> [PROBLEM STATEMENT]
Copy the lines holding the word "Manage", all of them.
════════════════
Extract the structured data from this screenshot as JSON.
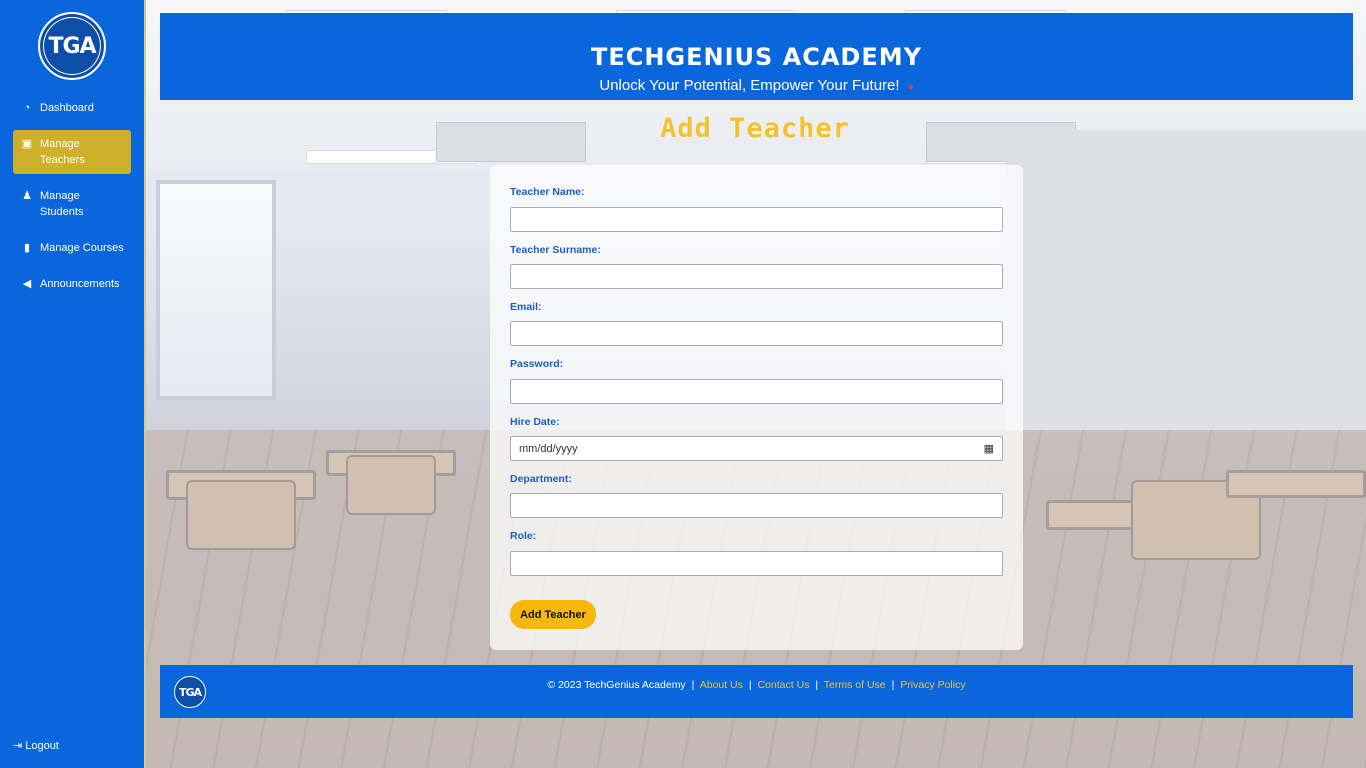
{
  "sidebar": {
    "logo_text": "TGA",
    "items": [
      {
        "label": "Dashboard",
        "icon": "gauge-icon"
      },
      {
        "label": "Manage Teachers",
        "icon": "teacher-icon"
      },
      {
        "label": "Manage Students",
        "icon": "student-icon"
      },
      {
        "label": "Manage Courses",
        "icon": "book-icon"
      },
      {
        "label": "Announcements",
        "icon": "megaphone-icon"
      }
    ],
    "active_item": "Manage Teachers",
    "logout_label": "Logout"
  },
  "header": {
    "title": "TECHGENIUS ACADEMY",
    "subtitle": "Unlock Your Potential, Empower Your Future!"
  },
  "page": {
    "title": "Add Teacher"
  },
  "form": {
    "fields": [
      {
        "label": "Teacher Name:",
        "value": ""
      },
      {
        "label": "Teacher Surname:",
        "value": ""
      },
      {
        "label": "Email:",
        "value": ""
      },
      {
        "label": "Password:",
        "value": ""
      },
      {
        "label": "Hire Date:",
        "value": "",
        "placeholder": "mm/dd/yyyy"
      },
      {
        "label": "Department:",
        "value": ""
      },
      {
        "label": "Role:",
        "value": ""
      }
    ],
    "submit_label": "Add Teacher"
  },
  "footer": {
    "logo_text": "TGA",
    "copyright": "© 2023 TechGenius Academy",
    "links": [
      "About Us",
      "Contact Us",
      "Terms of Use",
      "Privacy Policy"
    ]
  },
  "colors": {
    "primary": "#0a66dc",
    "accent": "#cfb02a",
    "button": "#f6b80c",
    "title": "#f2c230",
    "link": "#f0c23a"
  }
}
════════════════
> [RESULT OF THIS EXERCISE]
        "label": "Manage Teachers",
        "label": "Manage Students",
        "label": "Manage Courses",
    "active_item": "Manage Teachers",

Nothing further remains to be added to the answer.